What this exercise asks:
1) According to the statement on Lebanon's nationality law, in what year was the country's current nationality law promulgated?
2) In the statement on Lebanon's nationality law, condense the paragraph beginning "The Nationality Campaign has also learned" into a short bulleted list that keeps its main facts.
3) Extend the statement on Lebanon's nationality law with new writing that picks up after its final paragraph.

Quoted passage:
For the first time since the promulgation of Lebanon’s current nationality law in 1925 (!), the Lebanese Cabinet included the review and reform of the Nationality Law on its official agenda of discussions for its March 21 meeting. Indeed, current Prime Minister Mikati indicated his will and wish to “bring a present to the women of Lebanon on the occasion of Mothers’ Day (March 21st).”
However, rather than endorsing the long awaited and rightful reform of the nationality law, the Cabinet regretfully opted to meander and dilute the process by referring the petition submitted by the Minister of the Interior (itself a proposal that fails to meet our expectations of equality and non-discrimination) to a sub-committee, arguing that they wish to “improve on the proposal”. Outside of our disappointment with the law proposed by the Minister of Labor, the Nationality Campaign would like to express serious concern with regards to the ways in which the Cabinet chose to disregard the urgency of the matter, and the need to reform the nationality law immediately in view of the severe and often irreversible hardships that result from this discrimination. The alleged search for a “broader framework for the reform” appears to be a nebulous process with no guaranteed results especially given past experiences.
The Nationality Campaign has also learned that there is a tendency within the Cabinet to exclude Lebanese women married to Palestinian men from a potential reformed Nationality Law, despite the position of Prime Minister Mikati, which has been clearly supportive of an all-inclusive reform of the Law. This tendency towards discriminating against a specific group of Lebanese women is being justified by clause (d) of the Constitution, which prohibits the implantation of Palestinian refugees in Lebanon. The paradox in this case is that Palestinian women married to Lebanese men are entitled to become Lebanese along with their children from earlier marriages thus overcoming said clause in the Constitution. It is also paradoxical that this clause is given primacy over another clause in the Constitution, which consecrates equality in rights amongst all citizens, women and men.

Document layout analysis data
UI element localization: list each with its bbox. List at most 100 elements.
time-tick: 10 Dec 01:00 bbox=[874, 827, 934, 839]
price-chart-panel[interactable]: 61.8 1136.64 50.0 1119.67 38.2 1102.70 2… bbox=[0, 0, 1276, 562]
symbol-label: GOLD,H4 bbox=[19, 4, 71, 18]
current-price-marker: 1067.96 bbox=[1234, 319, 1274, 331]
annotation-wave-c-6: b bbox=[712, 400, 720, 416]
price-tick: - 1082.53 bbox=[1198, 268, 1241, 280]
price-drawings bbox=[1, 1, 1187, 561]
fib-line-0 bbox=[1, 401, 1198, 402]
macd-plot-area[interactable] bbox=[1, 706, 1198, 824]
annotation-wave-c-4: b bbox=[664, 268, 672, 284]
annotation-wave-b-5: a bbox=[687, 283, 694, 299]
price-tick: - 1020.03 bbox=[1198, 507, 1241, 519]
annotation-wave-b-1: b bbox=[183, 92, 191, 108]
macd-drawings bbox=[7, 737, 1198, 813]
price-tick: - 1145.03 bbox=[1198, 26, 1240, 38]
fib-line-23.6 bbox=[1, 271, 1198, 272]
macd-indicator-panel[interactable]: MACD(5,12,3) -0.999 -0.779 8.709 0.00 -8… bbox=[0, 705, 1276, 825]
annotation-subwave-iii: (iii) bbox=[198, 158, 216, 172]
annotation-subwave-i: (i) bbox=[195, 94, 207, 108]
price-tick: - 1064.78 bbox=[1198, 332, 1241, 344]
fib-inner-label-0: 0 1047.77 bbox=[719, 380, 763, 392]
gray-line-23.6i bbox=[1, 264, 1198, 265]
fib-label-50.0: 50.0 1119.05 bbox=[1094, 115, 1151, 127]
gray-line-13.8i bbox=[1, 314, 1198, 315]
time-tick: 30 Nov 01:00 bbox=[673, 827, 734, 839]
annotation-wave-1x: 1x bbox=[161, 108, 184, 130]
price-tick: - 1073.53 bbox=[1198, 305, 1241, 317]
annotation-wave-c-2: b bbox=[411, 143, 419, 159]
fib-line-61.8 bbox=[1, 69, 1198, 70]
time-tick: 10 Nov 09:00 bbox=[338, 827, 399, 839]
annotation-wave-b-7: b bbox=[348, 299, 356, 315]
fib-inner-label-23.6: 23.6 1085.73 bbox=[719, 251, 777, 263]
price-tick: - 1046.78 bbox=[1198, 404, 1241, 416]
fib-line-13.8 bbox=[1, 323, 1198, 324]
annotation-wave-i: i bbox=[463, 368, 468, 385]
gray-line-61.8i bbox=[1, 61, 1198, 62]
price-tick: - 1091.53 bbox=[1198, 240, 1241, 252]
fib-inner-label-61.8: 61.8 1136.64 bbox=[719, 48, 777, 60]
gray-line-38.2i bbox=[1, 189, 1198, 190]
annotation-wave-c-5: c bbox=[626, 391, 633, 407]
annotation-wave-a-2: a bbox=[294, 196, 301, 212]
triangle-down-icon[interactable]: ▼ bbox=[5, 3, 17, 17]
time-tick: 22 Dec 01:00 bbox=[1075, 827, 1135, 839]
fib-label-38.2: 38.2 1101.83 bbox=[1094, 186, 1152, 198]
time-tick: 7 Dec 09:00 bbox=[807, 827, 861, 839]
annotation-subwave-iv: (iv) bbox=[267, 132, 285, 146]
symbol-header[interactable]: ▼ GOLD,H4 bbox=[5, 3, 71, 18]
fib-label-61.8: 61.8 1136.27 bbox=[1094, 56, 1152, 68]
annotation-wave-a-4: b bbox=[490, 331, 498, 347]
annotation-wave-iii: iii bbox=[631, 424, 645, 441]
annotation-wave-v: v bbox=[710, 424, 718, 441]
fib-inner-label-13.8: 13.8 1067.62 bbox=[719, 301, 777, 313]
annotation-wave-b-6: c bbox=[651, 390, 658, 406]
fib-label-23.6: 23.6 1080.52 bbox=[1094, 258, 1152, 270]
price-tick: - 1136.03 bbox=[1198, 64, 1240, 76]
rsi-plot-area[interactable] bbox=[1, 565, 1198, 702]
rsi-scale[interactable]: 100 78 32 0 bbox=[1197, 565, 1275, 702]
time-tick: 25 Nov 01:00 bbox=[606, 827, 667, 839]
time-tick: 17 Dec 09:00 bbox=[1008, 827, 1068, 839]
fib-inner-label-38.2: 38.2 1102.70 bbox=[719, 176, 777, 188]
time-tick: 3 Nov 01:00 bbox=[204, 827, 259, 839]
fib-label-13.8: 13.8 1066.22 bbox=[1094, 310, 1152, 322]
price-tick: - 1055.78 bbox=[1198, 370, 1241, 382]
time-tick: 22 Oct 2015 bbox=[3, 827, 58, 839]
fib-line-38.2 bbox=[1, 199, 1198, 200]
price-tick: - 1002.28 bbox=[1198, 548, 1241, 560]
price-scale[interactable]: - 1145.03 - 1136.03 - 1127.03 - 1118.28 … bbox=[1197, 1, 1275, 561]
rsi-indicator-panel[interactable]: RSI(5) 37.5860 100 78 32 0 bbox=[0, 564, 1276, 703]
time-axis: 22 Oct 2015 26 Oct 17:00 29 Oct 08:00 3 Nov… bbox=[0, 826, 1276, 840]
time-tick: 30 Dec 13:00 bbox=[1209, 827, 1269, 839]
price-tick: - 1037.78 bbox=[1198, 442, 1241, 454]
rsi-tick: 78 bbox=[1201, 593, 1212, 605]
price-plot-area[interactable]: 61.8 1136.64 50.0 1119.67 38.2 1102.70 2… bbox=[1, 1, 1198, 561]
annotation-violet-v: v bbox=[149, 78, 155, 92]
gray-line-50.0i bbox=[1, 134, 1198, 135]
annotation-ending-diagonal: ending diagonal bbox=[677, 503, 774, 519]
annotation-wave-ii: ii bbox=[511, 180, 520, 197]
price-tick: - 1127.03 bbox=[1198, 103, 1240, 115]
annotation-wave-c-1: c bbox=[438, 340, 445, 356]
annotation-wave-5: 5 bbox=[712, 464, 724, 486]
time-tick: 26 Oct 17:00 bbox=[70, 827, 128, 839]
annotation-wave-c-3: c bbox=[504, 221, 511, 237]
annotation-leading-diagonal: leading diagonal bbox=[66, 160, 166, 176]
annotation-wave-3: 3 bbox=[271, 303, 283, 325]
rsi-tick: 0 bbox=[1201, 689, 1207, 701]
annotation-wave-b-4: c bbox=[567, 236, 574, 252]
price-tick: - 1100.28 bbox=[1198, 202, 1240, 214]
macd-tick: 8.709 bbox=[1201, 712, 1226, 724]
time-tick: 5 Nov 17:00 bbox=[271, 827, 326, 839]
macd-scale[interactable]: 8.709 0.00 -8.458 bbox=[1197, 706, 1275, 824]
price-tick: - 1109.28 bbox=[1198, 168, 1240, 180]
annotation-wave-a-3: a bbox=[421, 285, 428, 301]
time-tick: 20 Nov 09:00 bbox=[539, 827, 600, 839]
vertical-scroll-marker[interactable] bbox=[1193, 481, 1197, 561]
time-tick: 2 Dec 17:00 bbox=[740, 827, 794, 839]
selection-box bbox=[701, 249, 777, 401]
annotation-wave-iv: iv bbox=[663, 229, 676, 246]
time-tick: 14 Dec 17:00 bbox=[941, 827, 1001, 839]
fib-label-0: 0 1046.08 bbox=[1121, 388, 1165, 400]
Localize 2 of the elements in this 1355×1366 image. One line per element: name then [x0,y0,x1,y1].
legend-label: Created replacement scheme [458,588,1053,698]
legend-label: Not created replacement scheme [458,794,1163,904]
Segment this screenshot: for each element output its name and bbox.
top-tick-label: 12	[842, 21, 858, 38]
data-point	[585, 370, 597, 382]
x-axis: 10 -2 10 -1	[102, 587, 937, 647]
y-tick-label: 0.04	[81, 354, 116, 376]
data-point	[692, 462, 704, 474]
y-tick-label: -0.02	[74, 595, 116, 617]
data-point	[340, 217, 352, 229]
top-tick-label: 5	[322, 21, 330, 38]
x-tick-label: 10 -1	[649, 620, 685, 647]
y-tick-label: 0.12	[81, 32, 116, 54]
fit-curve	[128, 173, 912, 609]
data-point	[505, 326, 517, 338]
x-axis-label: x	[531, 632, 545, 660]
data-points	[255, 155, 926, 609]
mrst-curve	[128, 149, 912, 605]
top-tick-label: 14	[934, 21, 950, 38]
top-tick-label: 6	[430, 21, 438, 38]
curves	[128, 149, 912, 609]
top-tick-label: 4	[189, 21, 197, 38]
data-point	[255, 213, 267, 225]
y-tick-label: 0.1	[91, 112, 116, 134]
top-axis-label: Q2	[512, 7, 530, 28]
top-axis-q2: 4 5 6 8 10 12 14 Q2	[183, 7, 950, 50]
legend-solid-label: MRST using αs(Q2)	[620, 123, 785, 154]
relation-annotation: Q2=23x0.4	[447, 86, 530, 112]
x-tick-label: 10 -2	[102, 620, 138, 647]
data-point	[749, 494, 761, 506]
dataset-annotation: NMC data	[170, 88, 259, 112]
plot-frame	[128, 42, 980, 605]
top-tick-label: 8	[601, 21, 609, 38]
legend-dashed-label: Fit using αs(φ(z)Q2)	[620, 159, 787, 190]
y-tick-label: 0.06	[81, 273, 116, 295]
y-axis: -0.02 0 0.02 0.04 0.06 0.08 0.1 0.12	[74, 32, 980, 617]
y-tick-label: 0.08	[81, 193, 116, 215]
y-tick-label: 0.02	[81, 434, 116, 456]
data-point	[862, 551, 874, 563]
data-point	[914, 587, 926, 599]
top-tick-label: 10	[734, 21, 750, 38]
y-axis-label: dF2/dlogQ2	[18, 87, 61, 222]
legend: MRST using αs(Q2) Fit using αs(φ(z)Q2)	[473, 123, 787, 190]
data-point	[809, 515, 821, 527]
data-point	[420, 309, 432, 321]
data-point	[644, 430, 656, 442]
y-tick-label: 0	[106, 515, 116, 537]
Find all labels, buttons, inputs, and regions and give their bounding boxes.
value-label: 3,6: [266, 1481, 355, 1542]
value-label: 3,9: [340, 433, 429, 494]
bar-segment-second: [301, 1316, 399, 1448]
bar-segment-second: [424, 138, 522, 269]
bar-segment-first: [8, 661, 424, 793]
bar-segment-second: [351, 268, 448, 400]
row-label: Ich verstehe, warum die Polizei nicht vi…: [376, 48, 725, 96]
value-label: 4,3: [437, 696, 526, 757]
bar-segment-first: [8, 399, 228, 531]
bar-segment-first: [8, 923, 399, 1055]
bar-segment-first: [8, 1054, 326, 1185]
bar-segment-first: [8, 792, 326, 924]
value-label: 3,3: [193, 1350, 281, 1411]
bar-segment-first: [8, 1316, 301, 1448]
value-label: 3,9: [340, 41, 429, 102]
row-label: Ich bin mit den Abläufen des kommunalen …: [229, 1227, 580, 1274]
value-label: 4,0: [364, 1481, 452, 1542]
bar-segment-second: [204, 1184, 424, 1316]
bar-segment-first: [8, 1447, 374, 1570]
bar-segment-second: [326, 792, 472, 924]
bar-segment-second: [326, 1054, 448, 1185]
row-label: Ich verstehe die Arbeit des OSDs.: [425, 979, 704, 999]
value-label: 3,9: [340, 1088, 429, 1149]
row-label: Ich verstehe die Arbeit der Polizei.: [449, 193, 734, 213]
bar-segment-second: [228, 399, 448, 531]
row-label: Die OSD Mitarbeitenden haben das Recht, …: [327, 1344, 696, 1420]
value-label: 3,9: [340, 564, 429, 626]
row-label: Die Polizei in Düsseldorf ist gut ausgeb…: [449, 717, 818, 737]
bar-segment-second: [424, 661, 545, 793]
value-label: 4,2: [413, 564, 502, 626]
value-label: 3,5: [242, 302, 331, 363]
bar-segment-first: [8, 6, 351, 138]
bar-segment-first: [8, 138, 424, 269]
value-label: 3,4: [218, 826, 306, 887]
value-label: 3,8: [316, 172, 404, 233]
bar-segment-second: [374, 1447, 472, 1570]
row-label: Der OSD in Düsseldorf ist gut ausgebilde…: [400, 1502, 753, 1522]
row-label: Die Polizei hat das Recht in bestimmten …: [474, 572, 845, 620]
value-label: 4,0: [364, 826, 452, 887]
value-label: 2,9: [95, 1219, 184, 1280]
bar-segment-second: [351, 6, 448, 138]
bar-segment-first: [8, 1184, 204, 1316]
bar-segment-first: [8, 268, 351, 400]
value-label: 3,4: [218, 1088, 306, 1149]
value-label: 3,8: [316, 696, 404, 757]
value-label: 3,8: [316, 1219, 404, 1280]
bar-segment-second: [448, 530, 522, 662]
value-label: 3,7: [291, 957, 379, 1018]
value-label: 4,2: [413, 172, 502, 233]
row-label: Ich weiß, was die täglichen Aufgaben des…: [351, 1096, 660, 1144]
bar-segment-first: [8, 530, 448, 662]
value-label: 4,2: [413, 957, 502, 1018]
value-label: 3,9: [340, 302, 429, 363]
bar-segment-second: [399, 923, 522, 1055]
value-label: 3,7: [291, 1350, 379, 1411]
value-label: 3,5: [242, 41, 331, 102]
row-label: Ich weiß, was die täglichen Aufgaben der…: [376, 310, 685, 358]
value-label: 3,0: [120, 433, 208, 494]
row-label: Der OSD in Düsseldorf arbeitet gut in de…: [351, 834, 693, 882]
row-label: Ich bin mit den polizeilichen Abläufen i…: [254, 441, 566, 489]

Answers for each item:
1) 1925

2)
- The Nationality Campaign has learned that some in the Cabinet want to exclude Lebanese women married to Palestinian men from a reformed Nationality Law, although Prime Minister Mikati supports an all-inclusive reform.
- This exclusion is justified by clause (d) of the Constitution, which prohibits the implantation of Palestinian refugees in Lebanon.
- Yet Palestinian women married to Lebanese men can become Lebanese, along with their children from earlier marriages, which overcomes that same clause.
- That clause is also given primacy over another constitutional clause that consecrates equal rights for all citizens, women and men.

3)
The Nationality Campaign is also surprised that the right of Lebanese women to transmit their nationality to their children is considered to be a “naturalization,” which is a fallacy as these children are not foreigners who are being “naturalized.” Children are Lebanese by virtue of being born to Lebanese mothers.
The Nationality Campaign continues to reiterate that its fundamental principles are those of full and substantive equality, full and inclusive citizenship rights, and the primacy of international conventions, namely CEDAW, which are the principles that should guide the reform of the Nationality Laws in Lebanon. The law petition submitted by the Nationality Campaign to the PM embodies these principles and insists that both women and men should have equal and similar rights to transmit their nationality.
Within the same vein, the Nationality Campaign insists that the Ministerial Committee, entrusted to review reform of the Nationality Law, clarify the fundamental principles that will guide its work, its proposed timeline, and the process through which it will consult with civil society organizations, especially women’s rights organizations.
The Nationality Campaign is therefore committed to pursue its contacts, lobbying and alliance-building with all actors in civil society, as well as in the public sector, especially those who continue to oppose this rightful reform of Nationality Laws in Lebanon.